Passage given:
I like that difference. 



> A lab won't ask "why?


A Vizsla *will* ask "why".

Good video on just the basics of the Vizsla.

RBD


----------



## jcbuch (Oct 15, 2009)

i too like the a lab wont ask why!and i agree on that.

My experience with both breeds are from field bred dogs. I have to admit i never did class type training for obedience and none of my vizslas are taught to sit on command, that is for an obvious reason as they are field dogs first and i cant have a dog sit when its on point. My labs had bounds of energy. for 15 years i rode endurance on Arabian horses and my labs did 15 mile training runs with me in the woods and mountains. I just find V's a lot easier and willing to train. The only part of a V is you cannot put to much pressure on them in training as they can wilt. The odds of that happening with labs or GSP's are considerably lower. i do look forward to your training videos though


----------



## threefsh (Apr 25, 2011)

jcbuch said:


> My experience with both breeds are from field bred dogs.


Okay, well _that_ explains it! ;D I'm not referring to field-bred labs. I've witnessed a few of them and they are definitely high-energy!


----------



## slesgold (Dec 14, 2012)

[Records in a dataset]
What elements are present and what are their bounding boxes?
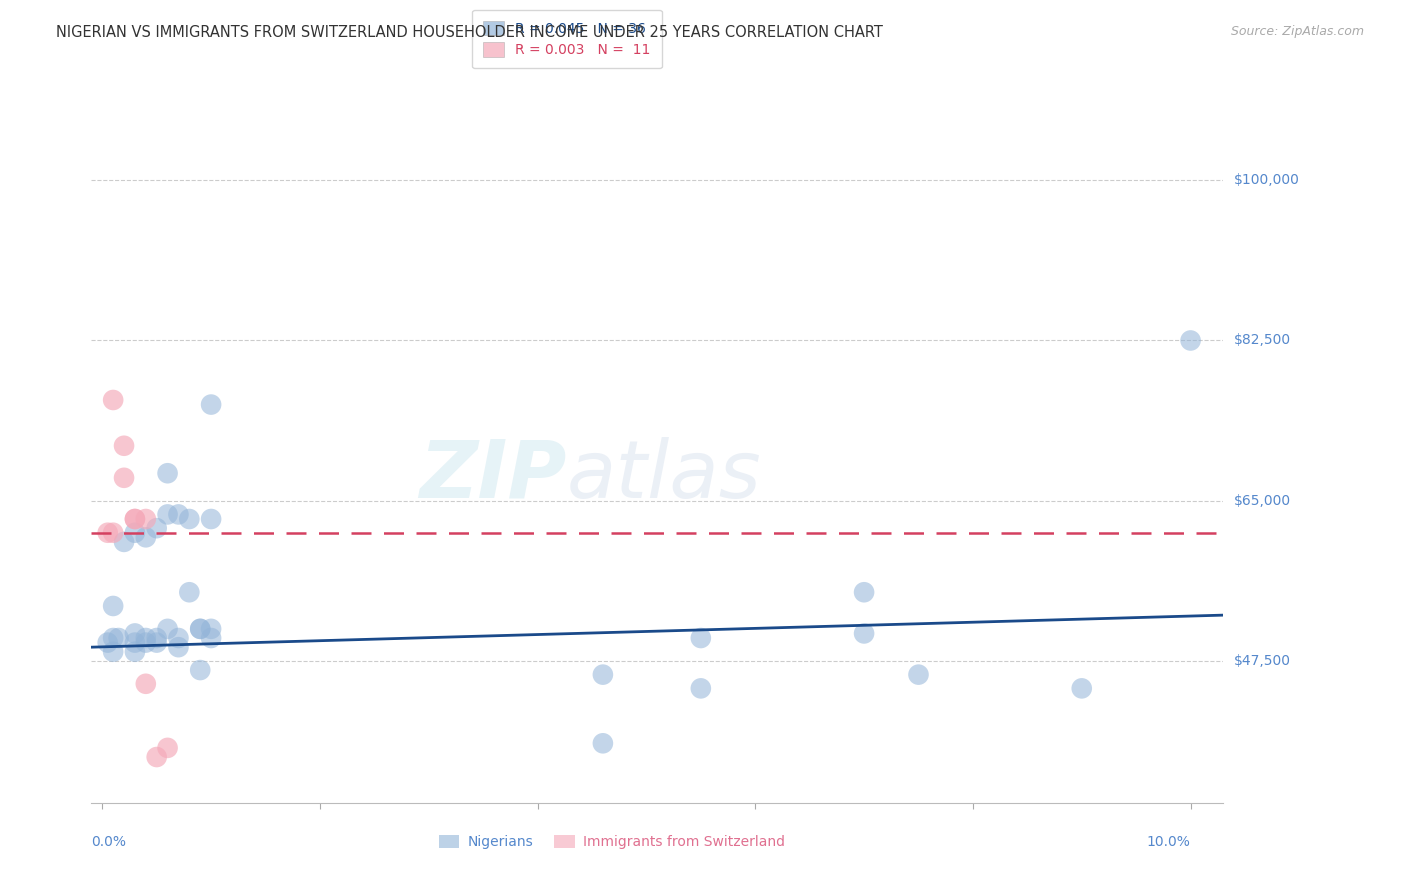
Point — [101, 525, 124, 540]
Point — [200, 398, 222, 412]
Text: $47,500: $47,500 — [1234, 654, 1291, 668]
Point — [124, 512, 146, 526]
Point — [135, 512, 157, 526]
Point — [101, 392, 124, 407]
Text: $65,000: $65,000 — [1234, 493, 1292, 508]
Point — [200, 512, 222, 526]
Point — [135, 631, 157, 645]
Point — [156, 622, 179, 636]
Point — [97, 525, 120, 540]
Legend: Nigerians, Immigrants from Switzerland: Nigerians, Immigrants from Switzerland — [433, 830, 792, 855]
Point — [124, 512, 146, 526]
Point — [124, 525, 146, 540]
Point — [1070, 681, 1092, 696]
Text: 0.0%: 0.0% — [91, 835, 127, 849]
Point — [145, 631, 167, 645]
Point — [101, 599, 124, 613]
Point — [167, 508, 190, 522]
Point — [179, 585, 201, 599]
Text: ZIP: ZIP — [419, 437, 567, 515]
Point — [200, 631, 222, 645]
Point — [135, 635, 157, 649]
Text: NIGERIAN VS IMMIGRANTS FROM SWITZERLAND HOUSEHOLDER INCOME UNDER 25 YEARS CORREL: NIGERIAN VS IMMIGRANTS FROM SWITZERLAND … — [56, 25, 883, 40]
Point — [592, 736, 614, 750]
Point — [135, 530, 157, 544]
Point — [907, 667, 929, 681]
Point — [156, 740, 179, 755]
Point — [179, 512, 201, 526]
Point — [1180, 334, 1202, 348]
Point — [112, 439, 135, 453]
Point — [145, 635, 167, 649]
Point — [689, 681, 711, 696]
Text: $82,500: $82,500 — [1234, 334, 1292, 348]
Point — [145, 750, 167, 764]
Point — [112, 471, 135, 485]
Point — [101, 631, 124, 645]
Point — [689, 631, 711, 645]
Point — [592, 667, 614, 681]
Point — [853, 585, 876, 599]
Point — [853, 626, 876, 640]
Point — [167, 640, 190, 655]
Point — [124, 645, 146, 659]
Point — [124, 635, 146, 649]
Text: atlas: atlas — [567, 437, 762, 515]
Point — [112, 534, 135, 549]
Point — [97, 635, 120, 649]
Point — [188, 622, 211, 636]
Point — [107, 631, 129, 645]
Point — [145, 521, 167, 535]
Text: $100,000: $100,000 — [1234, 173, 1301, 187]
Point — [156, 467, 179, 481]
Point — [135, 677, 157, 691]
Point — [188, 663, 211, 677]
Point — [200, 622, 222, 636]
Point — [156, 508, 179, 522]
Text: 10.0%: 10.0% — [1147, 835, 1191, 849]
Point — [188, 622, 211, 636]
Text: Source: ZipAtlas.com: Source: ZipAtlas.com — [1230, 25, 1364, 38]
Point — [124, 626, 146, 640]
Point — [167, 631, 190, 645]
Point — [101, 645, 124, 659]
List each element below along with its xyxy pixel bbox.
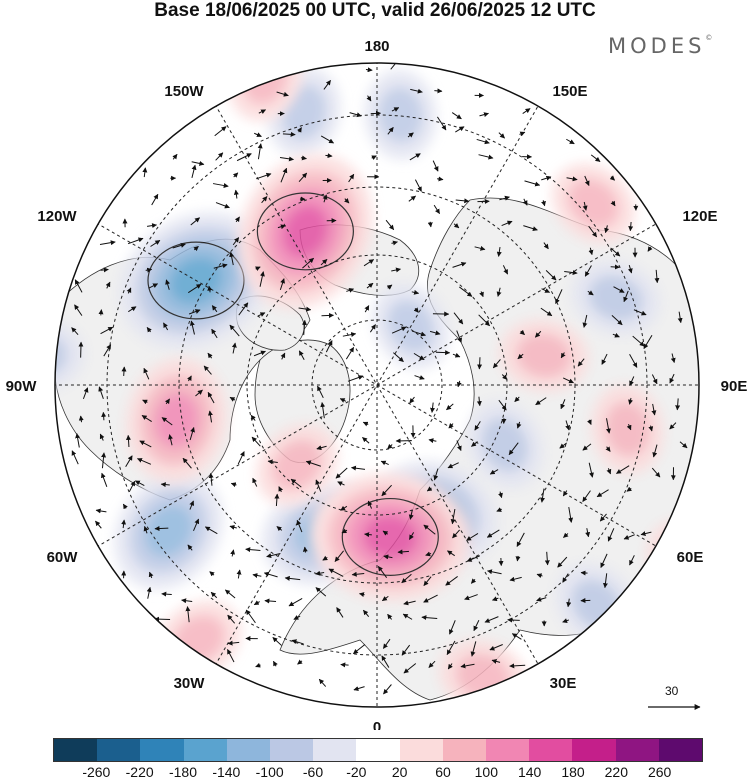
colorbar-tick-label: -20 — [346, 764, 366, 780]
colorbar-cell — [486, 739, 529, 761]
wind-vector — [155, 528, 168, 529]
lon-label-150w: 150W — [164, 83, 204, 100]
colorbar-tick-label: -60 — [303, 764, 323, 780]
colorbar-tick-label: 180 — [561, 764, 584, 780]
wind-vector — [124, 367, 125, 376]
colorbar-tick-label: -140 — [212, 764, 240, 780]
lon-label-180: 180 — [364, 38, 389, 55]
lon-label-90w: 90W — [6, 378, 38, 395]
wind-vector — [479, 357, 480, 369]
colorbar-cell — [529, 739, 572, 761]
colorbar-tick-label: -260 — [82, 764, 110, 780]
colorbar-tick-label: 140 — [518, 764, 541, 780]
lon-label-0: 0 — [373, 719, 381, 730]
colorbar-cell — [659, 739, 702, 761]
colorbar-tick-labels: -260 -220 -180 -140 -100 -60 -20 20 60 100 140 180 2… — [0, 764, 750, 784]
wind-vector — [162, 594, 172, 595]
wind-vector — [508, 620, 520, 621]
colorbar-tick-label: 20 — [392, 764, 408, 780]
wind-vector — [434, 91, 442, 92]
colorbar-cell — [356, 739, 399, 761]
colorbar-tick-label: 220 — [605, 764, 628, 780]
colorbar — [53, 738, 703, 762]
colorbar-cell — [227, 739, 270, 761]
colorbar-tick-label: 100 — [475, 764, 498, 780]
lon-label-90e: 90E — [721, 378, 748, 395]
colorbar-tick-label: -220 — [126, 764, 154, 780]
lon-label-30w: 30W — [174, 675, 206, 692]
colorbar-cell — [400, 739, 443, 761]
wind-vector — [103, 412, 104, 420]
colorbar-cell — [97, 739, 140, 761]
wind-vector — [581, 573, 587, 574]
wind-vector — [366, 70, 372, 71]
map-disk — [0, 23, 739, 727]
colorbar-tick-label: 60 — [435, 764, 451, 780]
wind-vector — [101, 310, 102, 316]
lon-label-150e: 150E — [552, 83, 587, 100]
lon-label-60w: 60W — [47, 549, 79, 566]
colorbar-cell — [270, 739, 313, 761]
colorbar-cell — [184, 739, 227, 761]
lon-label-120w: 120W — [37, 208, 77, 225]
colorbar-cell — [616, 739, 659, 761]
colorbar-cell — [54, 739, 97, 761]
wind-vector — [430, 222, 431, 227]
wind-vector — [341, 664, 349, 665]
colorbar-tick-label: 260 — [648, 764, 671, 780]
colorbar-cell — [572, 739, 615, 761]
lon-label-30e: 30E — [550, 675, 577, 692]
colorbar-cell — [313, 739, 356, 761]
lon-label-120e: 120E — [682, 208, 717, 225]
wind-vector — [611, 267, 620, 268]
colorbar-tick-label: -180 — [169, 764, 197, 780]
vector-scale-label: 30 — [665, 684, 678, 698]
colorbar-cell — [140, 739, 183, 761]
colorbar-tick-label: -100 — [256, 764, 284, 780]
colorbar-cell — [443, 739, 486, 761]
polar-map: 180 0 90W 90E 150W 120W 150E 120E 60W 30… — [0, 0, 750, 730]
lon-label-60e: 60E — [677, 549, 704, 566]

Exercise instructions:
1. Render the records from the line containing "Point — [101, 525, 124, 540]" through the line containing "Text: $82,500: $82,500", both included, as a Markdown table with a Row column for the row number and a Line column for the line, skipping blank lines.
2. Write the next part of the forum thread comparing Vizslas and labs, starting after the last line shown.

Answer list:
1.
| Row | Line |
|---|---|
| 1 | Point — [101, 525, 124, 540] |
| 2 | Point — [200, 398, 222, 412] |
| 3 | Text: $47,500: $47,500 — [1234, 654, 1291, 668] |
| 4 | Point — [124, 512, 146, 526] |
| 5 | Point — [135, 512, 157, 526] |
| 6 | Point — [101, 392, 124, 407] |
| 7 | Text: $65,000: $65,000 — [1234, 493, 1292, 508] |
| 8 | Point — [200, 512, 222, 526] |
| 9 | Point — [135, 631, 157, 645] |
| 10 | Point — [156, 622, 179, 636] |
| 11 | Point — [97, 525, 120, 540] |
| 12 | Legend: Nigerians, Immigrants from Switzerland: Nigerians, Immigrants from Switzerland — [433, 830, 792, 855] |
| 13 | Point — [124, 512, 146, 526] |
| 14 | Point — [124, 525, 146, 540] |
| 15 | Point — [1070, 681, 1092, 696] |
| 16 | Text: 0.0%: 0.0% — [91, 835, 127, 849] |
| 17 | Point — [145, 631, 167, 645] |
| 18 | Point — [101, 599, 124, 613] |
| 19 | Point — [167, 508, 190, 522] |
| 20 | Point — [179, 585, 201, 599] |
| 21 | Text: ZIP: ZIP — [419, 437, 567, 515] |
| 22 | Point — [200, 631, 222, 645] |
| 23 | Point — [135, 635, 157, 649] |
| 24 | Text: NIGERIAN VS IMMIGRANTS FROM SWITZERLAND HOUSEHOLDER INCOME UNDER 25 YEARS CORREL: NIGERIAN VS IMMIGRANTS FROM SWITZERLAND … — [56, 25, 883, 40] |
| 25 | Point — [592, 736, 614, 750] |
| 26 | Point — [135, 530, 157, 544] |
| 27 | Point — [907, 667, 929, 681] |
| 28 | Point — [156, 740, 179, 755] |
| 29 | Point — [179, 512, 201, 526] |
| 30 | Point — [1180, 334, 1202, 348] |
| 31 | Point — [112, 439, 135, 453] |
| 32 | Point — [145, 635, 167, 649] |
| 33 | Point — [689, 681, 711, 696] |
| 34 | Text: $82,500: $82,500 — [1234, 334, 1292, 348] |

2.
threefsh - Has this come to fruition yet? I briefly looked at your blog, but didn't spot anything there. Thanks, Steve


----------



## Vida (Dec 26, 2011)

A training video would be a fab idea. 
I try to use these few commands on my dogs. I don't think they know 10 though ???
Name
Come
Bed 
Wait
Heel
Up
Down ( for laying down only)
Leave it 
Sit
And whistle train - three peeps for come
One peep for sit.
That's all I need so far.
I try to speak as little as possible. Dogs read body language so well and that can tell a vizsla all he needs to know.


----------



## datacan (May 15, 2011)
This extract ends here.